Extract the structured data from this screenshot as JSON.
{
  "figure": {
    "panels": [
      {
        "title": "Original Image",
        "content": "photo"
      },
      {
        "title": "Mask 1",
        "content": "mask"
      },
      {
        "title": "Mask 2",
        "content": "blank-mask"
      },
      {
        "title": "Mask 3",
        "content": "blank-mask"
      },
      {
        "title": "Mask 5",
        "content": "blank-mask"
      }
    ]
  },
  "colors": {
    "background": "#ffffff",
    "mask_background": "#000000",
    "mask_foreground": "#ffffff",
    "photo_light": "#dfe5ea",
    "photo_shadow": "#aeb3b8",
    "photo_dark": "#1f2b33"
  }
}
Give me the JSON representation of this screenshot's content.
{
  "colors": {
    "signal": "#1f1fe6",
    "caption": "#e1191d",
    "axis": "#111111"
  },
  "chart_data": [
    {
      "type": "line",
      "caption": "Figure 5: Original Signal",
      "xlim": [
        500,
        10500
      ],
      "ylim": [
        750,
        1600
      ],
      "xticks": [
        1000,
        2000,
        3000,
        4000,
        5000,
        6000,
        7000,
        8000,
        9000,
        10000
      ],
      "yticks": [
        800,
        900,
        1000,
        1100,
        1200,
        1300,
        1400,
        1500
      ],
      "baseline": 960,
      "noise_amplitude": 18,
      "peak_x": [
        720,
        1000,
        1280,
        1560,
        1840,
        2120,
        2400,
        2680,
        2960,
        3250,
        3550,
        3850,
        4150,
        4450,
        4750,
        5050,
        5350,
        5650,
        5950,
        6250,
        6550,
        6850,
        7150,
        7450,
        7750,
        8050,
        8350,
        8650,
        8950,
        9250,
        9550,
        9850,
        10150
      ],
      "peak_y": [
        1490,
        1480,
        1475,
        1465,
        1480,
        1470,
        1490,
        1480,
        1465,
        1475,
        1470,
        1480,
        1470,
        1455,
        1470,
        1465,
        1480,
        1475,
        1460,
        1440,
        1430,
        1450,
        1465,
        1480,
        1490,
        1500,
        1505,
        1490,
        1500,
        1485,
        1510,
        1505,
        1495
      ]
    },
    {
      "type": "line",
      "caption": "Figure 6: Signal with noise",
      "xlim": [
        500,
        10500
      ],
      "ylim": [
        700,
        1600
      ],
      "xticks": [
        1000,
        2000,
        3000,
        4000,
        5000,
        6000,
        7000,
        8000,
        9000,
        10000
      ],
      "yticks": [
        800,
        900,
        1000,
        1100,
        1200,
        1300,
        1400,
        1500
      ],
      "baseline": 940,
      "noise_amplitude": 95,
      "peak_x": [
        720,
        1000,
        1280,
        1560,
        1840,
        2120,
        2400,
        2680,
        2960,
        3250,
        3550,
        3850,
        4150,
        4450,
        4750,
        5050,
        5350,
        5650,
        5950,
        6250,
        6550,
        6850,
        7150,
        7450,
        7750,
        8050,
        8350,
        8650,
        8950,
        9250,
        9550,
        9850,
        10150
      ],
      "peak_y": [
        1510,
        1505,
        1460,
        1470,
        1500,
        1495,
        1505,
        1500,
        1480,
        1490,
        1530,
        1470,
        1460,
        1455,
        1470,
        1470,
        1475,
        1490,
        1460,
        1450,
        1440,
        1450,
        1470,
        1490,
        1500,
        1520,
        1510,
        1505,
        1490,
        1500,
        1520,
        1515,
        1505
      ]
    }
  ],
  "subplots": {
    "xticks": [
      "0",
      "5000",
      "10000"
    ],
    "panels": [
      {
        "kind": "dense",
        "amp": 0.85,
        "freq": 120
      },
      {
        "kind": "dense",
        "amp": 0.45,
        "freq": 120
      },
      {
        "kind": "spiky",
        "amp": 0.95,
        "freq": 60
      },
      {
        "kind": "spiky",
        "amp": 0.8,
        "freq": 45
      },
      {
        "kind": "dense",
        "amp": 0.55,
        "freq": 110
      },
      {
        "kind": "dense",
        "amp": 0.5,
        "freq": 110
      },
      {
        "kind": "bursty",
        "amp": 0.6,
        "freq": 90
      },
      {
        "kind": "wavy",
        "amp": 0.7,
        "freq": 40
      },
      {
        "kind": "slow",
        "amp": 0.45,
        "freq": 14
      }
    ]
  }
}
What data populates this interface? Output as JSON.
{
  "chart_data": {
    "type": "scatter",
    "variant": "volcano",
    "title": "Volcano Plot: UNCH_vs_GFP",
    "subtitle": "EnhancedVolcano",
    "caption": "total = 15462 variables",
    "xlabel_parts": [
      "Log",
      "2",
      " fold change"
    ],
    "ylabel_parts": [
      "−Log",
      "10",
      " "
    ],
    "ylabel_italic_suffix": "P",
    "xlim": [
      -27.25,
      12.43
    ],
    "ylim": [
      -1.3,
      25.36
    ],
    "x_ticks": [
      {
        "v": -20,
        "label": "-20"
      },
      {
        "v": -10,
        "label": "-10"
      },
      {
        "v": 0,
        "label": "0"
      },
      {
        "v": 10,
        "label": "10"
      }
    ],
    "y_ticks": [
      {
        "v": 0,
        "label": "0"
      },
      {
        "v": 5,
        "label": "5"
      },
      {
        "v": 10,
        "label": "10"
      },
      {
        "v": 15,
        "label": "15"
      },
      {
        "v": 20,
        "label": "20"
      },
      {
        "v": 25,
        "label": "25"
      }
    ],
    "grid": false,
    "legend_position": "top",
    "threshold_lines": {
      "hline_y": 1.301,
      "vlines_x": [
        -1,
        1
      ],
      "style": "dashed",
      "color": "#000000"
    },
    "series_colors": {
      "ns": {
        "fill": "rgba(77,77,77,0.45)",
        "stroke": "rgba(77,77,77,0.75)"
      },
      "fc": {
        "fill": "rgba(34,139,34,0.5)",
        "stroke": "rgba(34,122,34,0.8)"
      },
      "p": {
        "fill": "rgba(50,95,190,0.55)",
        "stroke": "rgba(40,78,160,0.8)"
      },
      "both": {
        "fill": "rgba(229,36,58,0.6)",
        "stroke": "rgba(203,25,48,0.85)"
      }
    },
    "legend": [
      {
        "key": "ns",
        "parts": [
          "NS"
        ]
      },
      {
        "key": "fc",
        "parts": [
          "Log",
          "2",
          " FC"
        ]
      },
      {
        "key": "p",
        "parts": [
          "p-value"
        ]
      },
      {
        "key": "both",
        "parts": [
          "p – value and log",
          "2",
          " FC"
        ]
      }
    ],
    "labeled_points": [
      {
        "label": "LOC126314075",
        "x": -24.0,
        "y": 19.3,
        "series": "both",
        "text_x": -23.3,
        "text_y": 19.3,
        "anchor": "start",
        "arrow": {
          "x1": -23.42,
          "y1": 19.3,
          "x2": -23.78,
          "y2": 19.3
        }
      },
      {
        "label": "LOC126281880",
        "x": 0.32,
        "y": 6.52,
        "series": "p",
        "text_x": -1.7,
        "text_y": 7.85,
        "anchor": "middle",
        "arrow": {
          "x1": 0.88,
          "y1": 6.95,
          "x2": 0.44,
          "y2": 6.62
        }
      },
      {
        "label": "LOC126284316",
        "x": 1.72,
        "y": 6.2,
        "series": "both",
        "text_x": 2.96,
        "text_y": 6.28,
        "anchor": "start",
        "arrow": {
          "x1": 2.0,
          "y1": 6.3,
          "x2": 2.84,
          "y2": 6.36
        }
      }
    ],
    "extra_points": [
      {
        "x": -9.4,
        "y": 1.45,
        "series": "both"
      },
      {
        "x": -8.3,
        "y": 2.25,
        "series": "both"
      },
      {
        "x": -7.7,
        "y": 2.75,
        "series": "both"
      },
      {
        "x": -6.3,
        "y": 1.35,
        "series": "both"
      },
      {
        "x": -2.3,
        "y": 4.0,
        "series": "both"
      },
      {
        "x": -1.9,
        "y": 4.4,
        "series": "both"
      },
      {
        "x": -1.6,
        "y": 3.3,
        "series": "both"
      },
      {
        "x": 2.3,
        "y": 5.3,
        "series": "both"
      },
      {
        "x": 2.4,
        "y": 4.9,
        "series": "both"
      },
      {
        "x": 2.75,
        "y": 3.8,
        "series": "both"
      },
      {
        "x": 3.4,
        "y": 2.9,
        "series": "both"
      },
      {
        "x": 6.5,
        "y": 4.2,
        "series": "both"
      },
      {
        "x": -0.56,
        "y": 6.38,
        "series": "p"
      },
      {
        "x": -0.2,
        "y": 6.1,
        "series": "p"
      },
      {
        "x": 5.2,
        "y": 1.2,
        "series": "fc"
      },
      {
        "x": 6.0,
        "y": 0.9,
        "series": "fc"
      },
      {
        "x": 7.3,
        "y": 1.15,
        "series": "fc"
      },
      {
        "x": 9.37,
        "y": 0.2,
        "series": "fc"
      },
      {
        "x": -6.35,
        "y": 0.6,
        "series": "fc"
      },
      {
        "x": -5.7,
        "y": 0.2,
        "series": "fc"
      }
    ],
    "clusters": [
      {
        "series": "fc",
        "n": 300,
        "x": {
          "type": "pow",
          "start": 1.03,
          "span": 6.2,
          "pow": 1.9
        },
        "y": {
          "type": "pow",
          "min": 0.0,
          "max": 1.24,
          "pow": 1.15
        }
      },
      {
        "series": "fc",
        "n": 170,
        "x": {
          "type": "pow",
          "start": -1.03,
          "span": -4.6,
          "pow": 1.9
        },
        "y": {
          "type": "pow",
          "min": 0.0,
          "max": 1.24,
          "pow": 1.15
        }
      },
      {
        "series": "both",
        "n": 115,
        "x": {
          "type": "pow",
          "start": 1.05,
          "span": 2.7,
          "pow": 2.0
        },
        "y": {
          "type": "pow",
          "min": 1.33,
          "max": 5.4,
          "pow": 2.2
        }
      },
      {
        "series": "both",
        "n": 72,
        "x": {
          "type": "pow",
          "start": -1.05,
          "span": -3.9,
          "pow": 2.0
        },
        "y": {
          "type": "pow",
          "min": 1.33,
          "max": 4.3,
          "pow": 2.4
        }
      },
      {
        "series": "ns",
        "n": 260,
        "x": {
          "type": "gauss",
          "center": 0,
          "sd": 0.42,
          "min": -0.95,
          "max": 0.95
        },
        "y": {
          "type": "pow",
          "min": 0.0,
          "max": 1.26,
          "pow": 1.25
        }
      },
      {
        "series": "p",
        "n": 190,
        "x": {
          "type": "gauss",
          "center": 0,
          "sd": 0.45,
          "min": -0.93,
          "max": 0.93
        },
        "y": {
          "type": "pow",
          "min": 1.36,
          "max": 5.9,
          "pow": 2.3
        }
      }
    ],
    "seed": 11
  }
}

__Required task__
Pull out every line in the data above that has the word "caption".

__Task solution__
    "caption": "#e1191d",
      "caption": "Figure 5: Original Signal",
      "caption": "Figure 6: Signal with noise",
    "caption": "total = 15462 variables",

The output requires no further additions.